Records
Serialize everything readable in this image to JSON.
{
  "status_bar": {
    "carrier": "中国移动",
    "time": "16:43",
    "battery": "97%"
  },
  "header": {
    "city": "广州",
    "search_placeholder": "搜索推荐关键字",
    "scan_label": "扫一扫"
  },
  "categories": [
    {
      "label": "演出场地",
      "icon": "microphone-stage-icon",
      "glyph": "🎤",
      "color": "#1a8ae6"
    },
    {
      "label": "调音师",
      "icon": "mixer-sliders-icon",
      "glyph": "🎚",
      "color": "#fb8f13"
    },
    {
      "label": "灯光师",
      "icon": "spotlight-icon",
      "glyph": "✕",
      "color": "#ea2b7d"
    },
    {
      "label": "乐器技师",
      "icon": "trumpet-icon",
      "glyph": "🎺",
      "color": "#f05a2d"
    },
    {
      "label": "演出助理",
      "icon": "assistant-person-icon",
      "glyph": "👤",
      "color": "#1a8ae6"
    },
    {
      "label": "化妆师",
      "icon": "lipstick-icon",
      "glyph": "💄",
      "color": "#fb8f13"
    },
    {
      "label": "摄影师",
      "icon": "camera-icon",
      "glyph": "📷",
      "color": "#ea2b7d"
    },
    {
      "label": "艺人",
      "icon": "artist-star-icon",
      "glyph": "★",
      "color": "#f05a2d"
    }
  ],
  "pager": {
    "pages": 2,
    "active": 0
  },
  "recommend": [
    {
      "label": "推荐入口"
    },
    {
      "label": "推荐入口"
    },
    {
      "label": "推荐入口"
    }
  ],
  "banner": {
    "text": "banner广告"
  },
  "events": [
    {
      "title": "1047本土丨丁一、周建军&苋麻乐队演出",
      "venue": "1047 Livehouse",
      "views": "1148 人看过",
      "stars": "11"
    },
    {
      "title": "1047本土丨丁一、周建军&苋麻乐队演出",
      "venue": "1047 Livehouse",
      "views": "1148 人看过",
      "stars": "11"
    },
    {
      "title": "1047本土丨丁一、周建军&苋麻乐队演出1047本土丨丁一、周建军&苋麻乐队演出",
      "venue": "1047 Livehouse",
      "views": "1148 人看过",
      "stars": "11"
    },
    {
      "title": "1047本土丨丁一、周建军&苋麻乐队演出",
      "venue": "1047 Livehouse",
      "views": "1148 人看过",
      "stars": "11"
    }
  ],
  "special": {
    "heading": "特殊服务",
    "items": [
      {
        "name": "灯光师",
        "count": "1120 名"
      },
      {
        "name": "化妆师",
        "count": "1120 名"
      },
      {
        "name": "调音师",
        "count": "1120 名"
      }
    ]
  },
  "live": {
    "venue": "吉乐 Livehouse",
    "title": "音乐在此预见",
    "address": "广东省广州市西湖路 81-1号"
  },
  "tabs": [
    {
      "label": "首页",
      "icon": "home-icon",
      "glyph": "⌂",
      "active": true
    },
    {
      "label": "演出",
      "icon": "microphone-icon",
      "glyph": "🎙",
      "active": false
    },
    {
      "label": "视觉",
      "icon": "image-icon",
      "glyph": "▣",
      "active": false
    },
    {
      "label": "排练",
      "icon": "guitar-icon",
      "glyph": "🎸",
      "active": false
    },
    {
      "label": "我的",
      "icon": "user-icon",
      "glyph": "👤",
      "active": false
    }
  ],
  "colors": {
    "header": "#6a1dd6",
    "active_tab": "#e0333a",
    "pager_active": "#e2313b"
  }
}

DIRECTIONS FOR THIS TASK
Generate an exact reproduction of all entries.

EXERCISE OUTPUT
Serialize everything readable in this image to JSON.
{
  "status_bar": {
    "carrier": "中国移动",
    "time": "16:43",
    "battery": "97%"
  },
  "header": {
    "city": "广州",
    "search_placeholder": "搜索推荐关键字",
    "scan_label": "扫一扫"
  },
  "categories": [
    {
      "label": "演出场地",
      "icon": "microphone-stage-icon",
      "glyph": "🎤",
      "color": "#1a8ae6"
    },
    {
      "label": "调音师",
      "icon": "mixer-sliders-icon",
      "glyph": "🎚",
      "color": "#fb8f13"
    },
    {
      "label": "灯光师",
      "icon": "spotlight-icon",
      "glyph": "✕",
      "color": "#ea2b7d"
    },
    {
      "label": "乐器技师",
      "icon": "trumpet-icon",
      "glyph": "🎺",
      "color": "#f05a2d"
    },
    {
      "label": "演出助理",
      "icon": "assistant-person-icon",
      "glyph": "👤",
      "color": "#1a8ae6"
    },
    {
      "label": "化妆师",
      "icon": "lipstick-icon",
      "glyph": "💄",
      "color": "#fb8f13"
    },
    {
      "label": "摄影师",
      "icon": "camera-icon",
      "glyph": "📷",
      "color": "#ea2b7d"
    },
    {
      "label": "艺人",
      "icon": "artist-star-icon",
      "glyph": "★",
      "color": "#f05a2d"
    }
  ],
  "pager": {
    "pages": 2,
    "active": 0
  },
  "recommend": [
    {
      "label": "推荐入口"
    },
    {
      "label": "推荐入口"
    },
    {
      "label": "推荐入口"
    }
  ],
  "banner": {
    "text": "banner广告"
  },
  "events": [
    {
      "title": "1047本土丨丁一、周建军&苋麻乐队演出",
      "venue": "1047 Livehouse",
      "views": "1148 人看过",
      "stars": "11"
    },
    {
      "title": "1047本土丨丁一、周建军&苋麻乐队演出",
      "venue": "1047 Livehouse",
      "views": "1148 人看过",
      "stars": "11"
    },
    {
      "title": "1047本土丨丁一、周建军&苋麻乐队演出1047本土丨丁一、周建军&苋麻乐队演出",
      "venue": "1047 Livehouse",
      "views": "1148 人看过",
      "stars": "11"
    },
    {
      "title": "1047本土丨丁一、周建军&苋麻乐队演出",
      "venue": "1047 Livehouse",
      "views": "1148 人看过",
      "stars": "11"
    }
  ],
  "special": {
    "heading": "特殊服务",
    "items": [
      {
        "name": "灯光师",
        "count": "1120 名"
      },
      {
        "name": "化妆师",
        "count": "1120 名"
      },
      {
        "name": "调音师",
        "count": "1120 名"
      }
    ]
  },
  "live": {
    "venue": "吉乐 Livehouse",
    "title": "音乐在此预见",
    "address": "广东省广州市西湖路 81-1号"
  },
  "tabs": [
    {
      "label": "首页",
      "icon": "home-icon",
      "glyph": "⌂",
      "active": true
    },
    {
      "label": "演出",
      "icon": "microphone-icon",
      "glyph": "🎙",
      "active": false
    },
    {
      "label": "视觉",
      "icon": "image-icon",
      "glyph": "▣",
      "active": false
    },
    {
      "label": "排练",
      "icon": "guitar-icon",
      "glyph": "🎸",
      "active": false
    },
    {
      "label": "我的",
      "icon": "user-icon",
      "glyph": "👤",
      "active": false
    }
  ],
  "colors": {
    "header": "#6a1dd6",
    "active_tab": "#e0333a",
    "pager_active": "#e2313b"
  }
}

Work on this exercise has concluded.